**** Given data ****

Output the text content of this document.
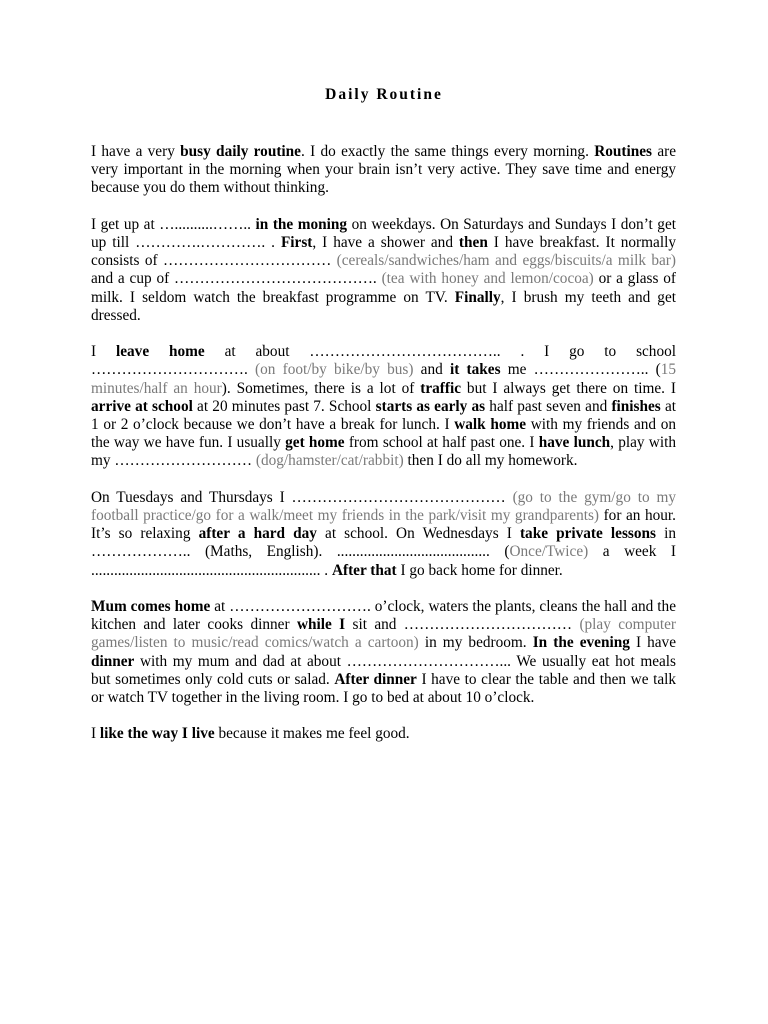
Daily Routine

I have a very busy daily routine. I do exactly the same things every morning. Routines are very important in the morning when your brain isn’t very active. They save time and energy because you do them without thinking.

I get up at …..........…….. in the moning on weekdays. On Saturdays and Sundays I don’t get up till ………….…………. . First, I have a shower and then I have breakfast. It normally consists of …………………………… (cereals/sandwiches/ham and eggs/biscuits/a milk bar) and a cup of …………………………………. (tea with honey and lemon/cocoa) or a glass of milk. I seldom watch the breakfast programme on TV. Finally, I brush my teeth and get dressed.

I leave home at about ……………………………….. . I go to school …………………………. (on foot/by bike/by bus) and it takes me ………………….. (15 minutes/half an hour). Sometimes, there is a lot of traffic but I always get there on time. I arrive at school at 20 minutes past 7. School starts as early as half past seven and finishes at 1 or 2 o’clock because we don’t have a break for lunch. I walk home with my friends and on the way we have fun. I usually get home from school at half past one. I have lunch, play with my ……………………… (dog/hamster/cat/rabbit) then I do all my homework.

On Tuesdays and Thursdays I …………………………………… (go to the gym/go to my football practice/go for a walk/meet my friends in the park/visit my grandparents) for an hour. It’s so relaxing after a hard day at school. On Wednesdays I take private lessons in ……………….. (Maths, English). ........................................ (Once/Twice) a week I ............................................................ . After that I go back home for dinner.

Mum comes home at ………………………. o’clock, waters the plants, cleans the hall and the kitchen and later cooks dinner while I sit and …………………………… (play computer games/listen to music/read comics/watch a cartoon) in my bedroom. In the evening I have dinner with my mum and dad at about …………………………... We usually eat hot meals but sometimes only cold cuts or salad. After dinner I have to clear the table and then we talk or watch TV together in the living room. I go to bed at about 10 o’clock.

I like the way I live because it makes me feel good.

****

- _Required work_
Skip the pictures, then retype every line above exactly.

- _The completed task_
Output the text content of this document.
Daily Routine

I have a very busy daily routine. I do exactly the same things every morning. Routines are very important in the morning when your brain isn’t very active. They save time and energy because you do them without thinking.

I get up at …..........…….. in the moning on weekdays. On Saturdays and Sundays I don’t get up till ………….…………. . First, I have a shower and then I have breakfast. It normally consists of …………………………… (cereals/sandwiches/ham and eggs/biscuits/a milk bar) and a cup of …………………………………. (tea with honey and lemon/cocoa) or a glass of milk. I seldom watch the breakfast programme on TV. Finally, I brush my teeth and get dressed.

I leave home at about ……………………………….. . I go to school …………………………. (on foot/by bike/by bus) and it takes me ………………….. (15 minutes/half an hour). Sometimes, there is a lot of traffic but I always get there on time. I arrive at school at 20 minutes past 7. School starts as early as half past seven and finishes at 1 or 2 o’clock because we don’t have a break for lunch. I walk home with my friends and on the way we have fun. I usually get home from school at half past one. I have lunch, play with my ……………………… (dog/hamster/cat/rabbit) then I do all my homework.

On Tuesdays and Thursdays I …………………………………… (go to the gym/go to my football practice/go for a walk/meet my friends in the park/visit my grandparents) for an hour. It’s so relaxing after a hard day at school. On Wednesdays I take private lessons in ……………….. (Maths, English). ........................................ (Once/Twice) a week I ............................................................ . After that I go back home for dinner.

Mum comes home at ………………………. o’clock, waters the plants, cleans the hall and the kitchen and later cooks dinner while I sit and …………………………… (play computer games/listen to music/read comics/watch a cartoon) in my bedroom. In the evening I have dinner with my mum and dad at about …………………………... We usually eat hot meals but sometimes only cold cuts or salad. After dinner I have to clear the table and then we talk or watch TV together in the living room. I go to bed at about 10 o’clock.

I like the way I live because it makes me feel good.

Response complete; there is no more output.